> [EXERCISE BRIEF]:
Repeat the listing in full, word for word.
- - -
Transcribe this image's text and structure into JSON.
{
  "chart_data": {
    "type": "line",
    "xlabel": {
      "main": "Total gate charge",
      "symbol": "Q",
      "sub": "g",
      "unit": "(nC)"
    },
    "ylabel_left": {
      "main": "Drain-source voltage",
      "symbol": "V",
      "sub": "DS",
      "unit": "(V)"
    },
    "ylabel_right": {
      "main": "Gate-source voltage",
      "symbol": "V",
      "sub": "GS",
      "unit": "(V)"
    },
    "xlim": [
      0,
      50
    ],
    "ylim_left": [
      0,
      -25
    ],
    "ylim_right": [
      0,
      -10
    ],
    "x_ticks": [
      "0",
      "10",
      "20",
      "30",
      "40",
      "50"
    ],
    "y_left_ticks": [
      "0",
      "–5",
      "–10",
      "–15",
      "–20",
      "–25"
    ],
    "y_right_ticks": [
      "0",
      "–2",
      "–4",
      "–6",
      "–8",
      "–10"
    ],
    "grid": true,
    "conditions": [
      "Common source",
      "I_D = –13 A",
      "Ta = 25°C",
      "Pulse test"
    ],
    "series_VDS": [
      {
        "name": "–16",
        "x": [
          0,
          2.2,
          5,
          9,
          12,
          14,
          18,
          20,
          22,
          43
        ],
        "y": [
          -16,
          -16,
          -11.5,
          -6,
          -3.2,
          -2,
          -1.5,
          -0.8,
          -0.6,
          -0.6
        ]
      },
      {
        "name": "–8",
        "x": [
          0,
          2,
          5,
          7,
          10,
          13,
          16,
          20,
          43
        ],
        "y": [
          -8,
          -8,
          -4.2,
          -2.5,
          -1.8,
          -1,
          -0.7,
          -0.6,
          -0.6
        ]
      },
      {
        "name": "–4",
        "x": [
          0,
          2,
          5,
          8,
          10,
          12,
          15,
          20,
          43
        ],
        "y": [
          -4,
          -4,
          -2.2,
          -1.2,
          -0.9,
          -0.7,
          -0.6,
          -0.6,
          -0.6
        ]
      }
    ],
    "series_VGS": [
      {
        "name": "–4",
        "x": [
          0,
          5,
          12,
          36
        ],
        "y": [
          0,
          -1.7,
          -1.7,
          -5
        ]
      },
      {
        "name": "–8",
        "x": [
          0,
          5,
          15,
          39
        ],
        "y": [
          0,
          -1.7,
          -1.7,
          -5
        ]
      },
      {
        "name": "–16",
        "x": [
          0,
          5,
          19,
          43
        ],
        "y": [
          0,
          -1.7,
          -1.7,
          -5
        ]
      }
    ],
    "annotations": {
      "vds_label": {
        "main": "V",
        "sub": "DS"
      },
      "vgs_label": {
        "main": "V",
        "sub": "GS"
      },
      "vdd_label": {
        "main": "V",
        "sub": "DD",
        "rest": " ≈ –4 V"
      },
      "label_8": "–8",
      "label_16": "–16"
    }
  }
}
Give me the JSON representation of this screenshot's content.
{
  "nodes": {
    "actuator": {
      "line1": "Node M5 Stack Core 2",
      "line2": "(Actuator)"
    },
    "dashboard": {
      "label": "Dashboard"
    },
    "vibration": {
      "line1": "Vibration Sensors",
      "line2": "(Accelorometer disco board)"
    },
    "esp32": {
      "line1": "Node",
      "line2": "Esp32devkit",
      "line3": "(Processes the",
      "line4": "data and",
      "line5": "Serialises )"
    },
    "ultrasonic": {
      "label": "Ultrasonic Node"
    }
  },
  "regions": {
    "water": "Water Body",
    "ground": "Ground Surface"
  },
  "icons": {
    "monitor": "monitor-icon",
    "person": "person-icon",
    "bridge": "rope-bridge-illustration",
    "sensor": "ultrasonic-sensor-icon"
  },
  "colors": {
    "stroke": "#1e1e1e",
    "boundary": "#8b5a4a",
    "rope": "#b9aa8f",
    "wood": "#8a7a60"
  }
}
- - -
> [RESULT FOR THIS TASK]:
Transcribe this image's text and structure into JSON.
{
  "chart_data": {
    "type": "line",
    "xlabel": {
      "main": "Total gate charge",
      "symbol": "Q",
      "sub": "g",
      "unit": "(nC)"
    },
    "ylabel_left": {
      "main": "Drain-source voltage",
      "symbol": "V",
      "sub": "DS",
      "unit": "(V)"
    },
    "ylabel_right": {
      "main": "Gate-source voltage",
      "symbol": "V",
      "sub": "GS",
      "unit": "(V)"
    },
    "xlim": [
      0,
      50
    ],
    "ylim_left": [
      0,
      -25
    ],
    "ylim_right": [
      0,
      -10
    ],
    "x_ticks": [
      "0",
      "10",
      "20",
      "30",
      "40",
      "50"
    ],
    "y_left_ticks": [
      "0",
      "–5",
      "–10",
      "–15",
      "–20",
      "–25"
    ],
    "y_right_ticks": [
      "0",
      "–2",
      "–4",
      "–6",
      "–8",
      "–10"
    ],
    "grid": true,
    "conditions": [
      "Common source",
      "I_D = –13 A",
      "Ta = 25°C",
      "Pulse test"
    ],
    "series_VDS": [
      {
        "name": "–16",
        "x": [
          0,
          2.2,
          5,
          9,
          12,
          14,
          18,
          20,
          22,
          43
        ],
        "y": [
          -16,
          -16,
          -11.5,
          -6,
          -3.2,
          -2,
          -1.5,
          -0.8,
          -0.6,
          -0.6
        ]
      },
      {
        "name": "–8",
        "x": [
          0,
          2,
          5,
          7,
          10,
          13,
          16,
          20,
          43
        ],
        "y": [
          -8,
          -8,
          -4.2,
          -2.5,
          -1.8,
          -1,
          -0.7,
          -0.6,
          -0.6
        ]
      },
      {
        "name": "–4",
        "x": [
          0,
          2,
          5,
          8,
          10,
          12,
          15,
          20,
          43
        ],
        "y": [
          -4,
          -4,
          -2.2,
          -1.2,
          -0.9,
          -0.7,
          -0.6,
          -0.6,
          -0.6
        ]
      }
    ],
    "series_VGS": [
      {
        "name": "–4",
        "x": [
          0,
          5,
          12,
          36
        ],
        "y": [
          0,
          -1.7,
          -1.7,
          -5
        ]
      },
      {
        "name": "–8",
        "x": [
          0,
          5,
          15,
          39
        ],
        "y": [
          0,
          -1.7,
          -1.7,
          -5
        ]
      },
      {
        "name": "–16",
        "x": [
          0,
          5,
          19,
          43
        ],
        "y": [
          0,
          -1.7,
          -1.7,
          -5
        ]
      }
    ],
    "annotations": {
      "vds_label": {
        "main": "V",
        "sub": "DS"
      },
      "vgs_label": {
        "main": "V",
        "sub": "GS"
      },
      "vdd_label": {
        "main": "V",
        "sub": "DD",
        "rest": " ≈ –4 V"
      },
      "label_8": "–8",
      "label_16": "–16"
    }
  }
}
Give me the JSON representation of this screenshot's content.
{
  "nodes": {
    "actuator": {
      "line1": "Node M5 Stack Core 2",
      "line2": "(Actuator)"
    },
    "dashboard": {
      "label": "Dashboard"
    },
    "vibration": {
      "line1": "Vibration Sensors",
      "line2": "(Accelorometer disco board)"
    },
    "esp32": {
      "line1": "Node",
      "line2": "Esp32devkit",
      "line3": "(Processes the",
      "line4": "data and",
      "line5": "Serialises )"
    },
    "ultrasonic": {
      "label": "Ultrasonic Node"
    }
  },
  "regions": {
    "water": "Water Body",
    "ground": "Ground Surface"
  },
  "icons": {
    "monitor": "monitor-icon",
    "person": "person-icon",
    "bridge": "rope-bridge-illustration",
    "sensor": "ultrasonic-sensor-icon"
  },
  "colors": {
    "stroke": "#1e1e1e",
    "boundary": "#8b5a4a",
    "rope": "#b9aa8f",
    "wood": "#8a7a60"
  }
}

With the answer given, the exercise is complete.